## Task objective
Copy the passage below about the documentary Between Revolutions word for word, from start to finish.

Petri finds inventive ways to stress the similarities between the two revolutions and the two cultures. Even if the two events happened a decade apart, they synchronised in an eerie way: as the Islamic Revolution, welcomed with such hope by Iranian society, brought the freedom-restricting new rules of Ruhollah Khomeini’s theocratic government, in the 1980s, the Romanians faced food shortages caused by dictator Nicolae Ceauşescu’s obsession with paying off the country’s foreign debt. And while the 1989 revolution was welcomed with great enthusiasm, the 1990s proved that societies are quite reluctant to change. Petri even finds pieces of footage from the two societies that mirror each other: for example, images of a US flag being burnt by the revolutionaries in 1979 are followed later in the film by the burning of one of Ceauşescu’s ubiquitous portraits in 1989.

Besides providing footage that large parts of the audience have probably never seen before, the documentary’s long-lasting effect goes beyond revolutions and civil unrest. After the screening, there is a lingering impression that, no matter one’s gender, race or country of origin, the bitter disappointments of “big history” can be sweetened (if not overcome) by friendships and the love we feel for those close to us.

Between Revolutions was produced by Activ Docs (Romania), and co-produced by Restart (Croatia) and an undisclosed (for security reasons) Iranian production company. Its international sales are being handled by CAT&Docs.

## Data lines
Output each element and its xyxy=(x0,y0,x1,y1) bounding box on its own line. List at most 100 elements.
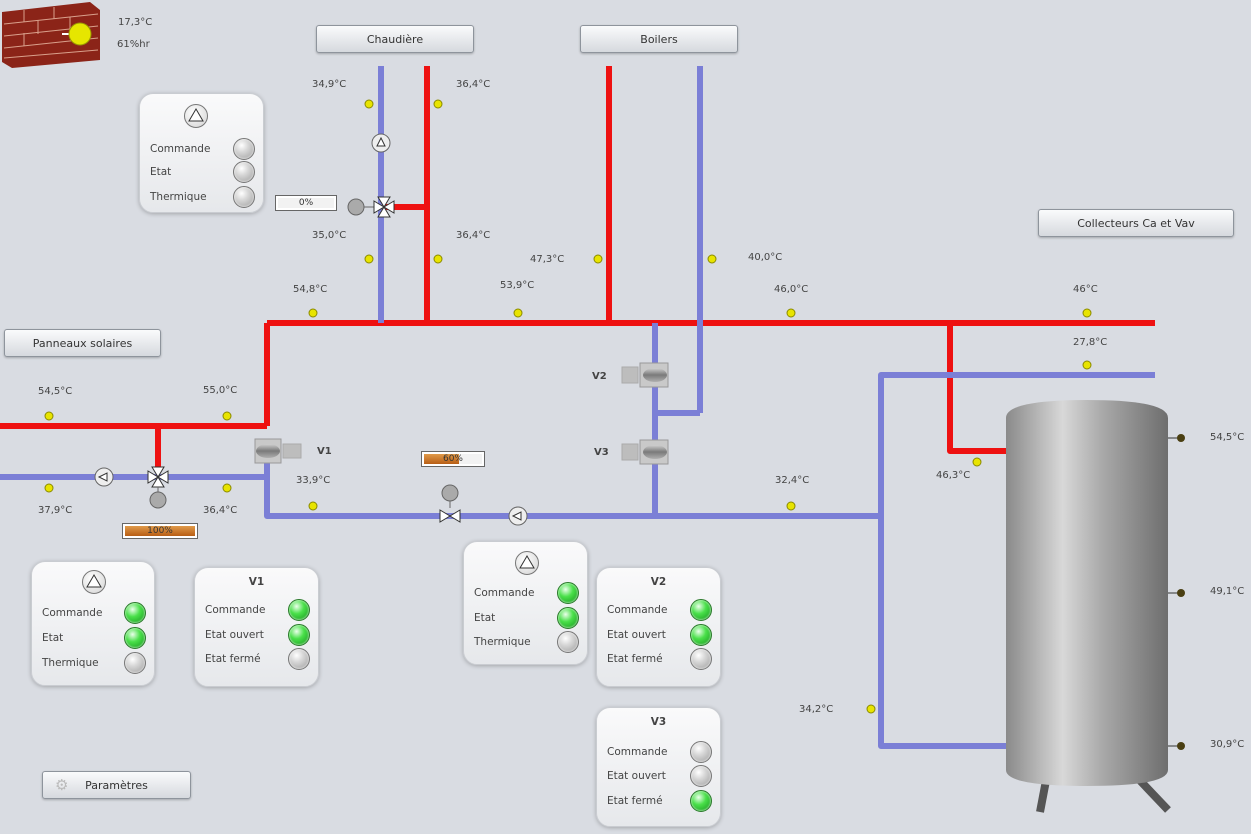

## Expected answer
Petri finds inventive ways to stress the similarities between the two revolutions and the two cultures. Even if the two events happened a decade apart, they synchronised in an eerie way: as the Islamic Revolution, welcomed with such hope by Iranian society, brought the freedom-restricting new rules of Ruhollah Khomeini’s theocratic government, in the 1980s, the Romanians faced food shortages caused by dictator Nicolae Ceauşescu’s obsession with paying off the country’s foreign debt. And while the 1989 revolution was welcomed with great enthusiasm, the 1990s proved that societies are quite reluctant to change. Petri even finds pieces of footage from the two societies that mirror each other: for example, images of a US flag being burnt by the revolutionaries in 1979 are followed later in the film by the burning of one of Ceauşescu’s ubiquitous portraits in 1989.

Besides providing footage that large parts of the audience have probably never seen before, the documentary’s long-lasting effect goes beyond revolutions and civil unrest. After the screening, there is a lingering impression that, no matter one’s gender, race or country of origin, the bitter disappointments of “big history” can be sweetened (if not overcome) by friendships and the love we feel for those close to us.

Between Revolutions was produced by Activ Docs (Romania), and co-produced by Restart (Croatia) and an undisclosed (for security reasons) Iranian production company. Its international sales are being handled by CAT&Docs.